Your goal = Reproduce all the material exactly, minus any pictures it holds.

* START Given records *

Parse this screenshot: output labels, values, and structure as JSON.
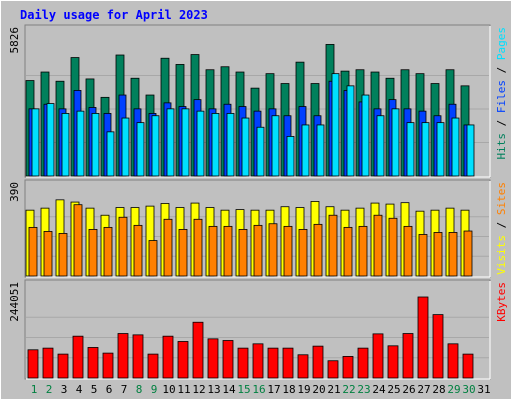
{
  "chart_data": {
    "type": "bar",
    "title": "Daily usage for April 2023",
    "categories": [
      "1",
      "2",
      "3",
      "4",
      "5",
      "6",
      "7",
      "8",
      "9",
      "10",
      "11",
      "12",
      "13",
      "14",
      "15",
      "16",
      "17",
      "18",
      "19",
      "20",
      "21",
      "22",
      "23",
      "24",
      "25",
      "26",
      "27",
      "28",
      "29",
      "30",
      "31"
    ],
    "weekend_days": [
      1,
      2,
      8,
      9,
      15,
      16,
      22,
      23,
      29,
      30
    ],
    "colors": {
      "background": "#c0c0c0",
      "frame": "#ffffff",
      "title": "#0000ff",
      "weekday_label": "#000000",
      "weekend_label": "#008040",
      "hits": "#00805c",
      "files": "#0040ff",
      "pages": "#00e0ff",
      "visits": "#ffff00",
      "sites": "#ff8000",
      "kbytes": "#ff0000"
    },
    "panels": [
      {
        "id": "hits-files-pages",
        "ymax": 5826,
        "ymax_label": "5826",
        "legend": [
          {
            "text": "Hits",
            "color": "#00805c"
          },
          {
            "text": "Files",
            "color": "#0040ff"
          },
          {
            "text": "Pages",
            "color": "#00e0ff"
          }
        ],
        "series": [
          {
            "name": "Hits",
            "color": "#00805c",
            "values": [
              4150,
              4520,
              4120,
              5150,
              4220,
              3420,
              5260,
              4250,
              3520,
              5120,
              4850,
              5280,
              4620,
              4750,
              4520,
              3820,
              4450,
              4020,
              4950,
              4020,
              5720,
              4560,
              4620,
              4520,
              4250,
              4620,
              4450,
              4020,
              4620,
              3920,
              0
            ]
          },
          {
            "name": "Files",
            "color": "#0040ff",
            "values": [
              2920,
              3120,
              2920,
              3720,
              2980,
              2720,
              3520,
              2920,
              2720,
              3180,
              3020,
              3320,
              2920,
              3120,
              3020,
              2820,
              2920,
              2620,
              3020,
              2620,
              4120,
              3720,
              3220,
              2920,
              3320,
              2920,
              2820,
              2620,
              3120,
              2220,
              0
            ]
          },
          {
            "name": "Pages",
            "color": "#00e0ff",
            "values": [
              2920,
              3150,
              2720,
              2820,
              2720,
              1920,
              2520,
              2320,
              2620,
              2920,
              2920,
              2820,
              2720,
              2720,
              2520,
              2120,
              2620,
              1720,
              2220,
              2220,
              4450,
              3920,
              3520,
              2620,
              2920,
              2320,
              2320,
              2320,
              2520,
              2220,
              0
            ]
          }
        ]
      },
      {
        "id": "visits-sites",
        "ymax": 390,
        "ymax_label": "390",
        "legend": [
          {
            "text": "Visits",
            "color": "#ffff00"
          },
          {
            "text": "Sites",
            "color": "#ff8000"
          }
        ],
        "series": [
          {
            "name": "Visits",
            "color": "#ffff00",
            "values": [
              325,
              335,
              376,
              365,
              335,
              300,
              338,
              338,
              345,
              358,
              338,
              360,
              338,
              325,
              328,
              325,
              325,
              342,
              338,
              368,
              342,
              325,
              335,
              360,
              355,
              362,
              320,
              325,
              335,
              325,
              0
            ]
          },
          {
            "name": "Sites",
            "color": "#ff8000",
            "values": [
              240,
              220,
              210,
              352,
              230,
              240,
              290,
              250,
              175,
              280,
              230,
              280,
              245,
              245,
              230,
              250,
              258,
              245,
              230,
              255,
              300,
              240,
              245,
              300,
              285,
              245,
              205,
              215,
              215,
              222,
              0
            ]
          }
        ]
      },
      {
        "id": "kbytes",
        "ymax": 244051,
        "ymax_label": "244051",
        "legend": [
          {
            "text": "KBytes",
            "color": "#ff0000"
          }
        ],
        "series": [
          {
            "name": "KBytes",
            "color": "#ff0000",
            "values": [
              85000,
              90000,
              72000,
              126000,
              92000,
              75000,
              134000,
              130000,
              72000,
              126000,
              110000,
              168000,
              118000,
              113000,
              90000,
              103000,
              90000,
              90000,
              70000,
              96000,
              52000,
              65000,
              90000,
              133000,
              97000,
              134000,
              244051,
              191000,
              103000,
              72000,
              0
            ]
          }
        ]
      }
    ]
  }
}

* END Given records *

Response to this task =
Parse this screenshot: output labels, values, and structure as JSON.
{
  "chart_data": {
    "type": "bar",
    "title": "Daily usage for April 2023",
    "categories": [
      "1",
      "2",
      "3",
      "4",
      "5",
      "6",
      "7",
      "8",
      "9",
      "10",
      "11",
      "12",
      "13",
      "14",
      "15",
      "16",
      "17",
      "18",
      "19",
      "20",
      "21",
      "22",
      "23",
      "24",
      "25",
      "26",
      "27",
      "28",
      "29",
      "30",
      "31"
    ],
    "weekend_days": [
      1,
      2,
      8,
      9,
      15,
      16,
      22,
      23,
      29,
      30
    ],
    "colors": {
      "background": "#c0c0c0",
      "frame": "#ffffff",
      "title": "#0000ff",
      "weekday_label": "#000000",
      "weekend_label": "#008040",
      "hits": "#00805c",
      "files": "#0040ff",
      "pages": "#00e0ff",
      "visits": "#ffff00",
      "sites": "#ff8000",
      "kbytes": "#ff0000"
    },
    "panels": [
      {
        "id": "hits-files-pages",
        "ymax": 5826,
        "ymax_label": "5826",
        "legend": [
          {
            "text": "Hits",
            "color": "#00805c"
          },
          {
            "text": "Files",
            "color": "#0040ff"
          },
          {
            "text": "Pages",
            "color": "#00e0ff"
          }
        ],
        "series": [
          {
            "name": "Hits",
            "color": "#00805c",
            "values": [
              4150,
              4520,
              4120,
              5150,
              4220,
              3420,
              5260,
              4250,
              3520,
              5120,
              4850,
              5280,
              4620,
              4750,
              4520,
              3820,
              4450,
              4020,
              4950,
              4020,
              5720,
              4560,
              4620,
              4520,
              4250,
              4620,
              4450,
              4020,
              4620,
              3920,
              0
            ]
          },
          {
            "name": "Files",
            "color": "#0040ff",
            "values": [
              2920,
              3120,
              2920,
              3720,
              2980,
              2720,
              3520,
              2920,
              2720,
              3180,
              3020,
              3320,
              2920,
              3120,
              3020,
              2820,
              2920,
              2620,
              3020,
              2620,
              4120,
              3720,
              3220,
              2920,
              3320,
              2920,
              2820,
              2620,
              3120,
              2220,
              0
            ]
          },
          {
            "name": "Pages",
            "color": "#00e0ff",
            "values": [
              2920,
              3150,
              2720,
              2820,
              2720,
              1920,
              2520,
              2320,
              2620,
              2920,
              2920,
              2820,
              2720,
              2720,
              2520,
              2120,
              2620,
              1720,
              2220,
              2220,
              4450,
              3920,
              3520,
              2620,
              2920,
              2320,
              2320,
              2320,
              2520,
              2220,
              0
            ]
          }
        ]
      },
      {
        "id": "visits-sites",
        "ymax": 390,
        "ymax_label": "390",
        "legend": [
          {
            "text": "Visits",
            "color": "#ffff00"
          },
          {
            "text": "Sites",
            "color": "#ff8000"
          }
        ],
        "series": [
          {
            "name": "Visits",
            "color": "#ffff00",
            "values": [
              325,
              335,
              376,
              365,
              335,
              300,
              338,
              338,
              345,
              358,
              338,
              360,
              338,
              325,
              328,
              325,
              325,
              342,
              338,
              368,
              342,
              325,
              335,
              360,
              355,
              362,
              320,
              325,
              335,
              325,
              0
            ]
          },
          {
            "name": "Sites",
            "color": "#ff8000",
            "values": [
              240,
              220,
              210,
              352,
              230,
              240,
              290,
              250,
              175,
              280,
              230,
              280,
              245,
              245,
              230,
              250,
              258,
              245,
              230,
              255,
              300,
              240,
              245,
              300,
              285,
              245,
              205,
              215,
              215,
              222,
              0
            ]
          }
        ]
      },
      {
        "id": "kbytes",
        "ymax": 244051,
        "ymax_label": "244051",
        "legend": [
          {
            "text": "KBytes",
            "color": "#ff0000"
          }
        ],
        "series": [
          {
            "name": "KBytes",
            "color": "#ff0000",
            "values": [
              85000,
              90000,
              72000,
              126000,
              92000,
              75000,
              134000,
              130000,
              72000,
              126000,
              110000,
              168000,
              118000,
              113000,
              90000,
              103000,
              90000,
              90000,
              70000,
              96000,
              52000,
              65000,
              90000,
              133000,
              97000,
              134000,
              244051,
              191000,
              103000,
              72000,
              0
            ]
          }
        ]
      }
    ]
  }
}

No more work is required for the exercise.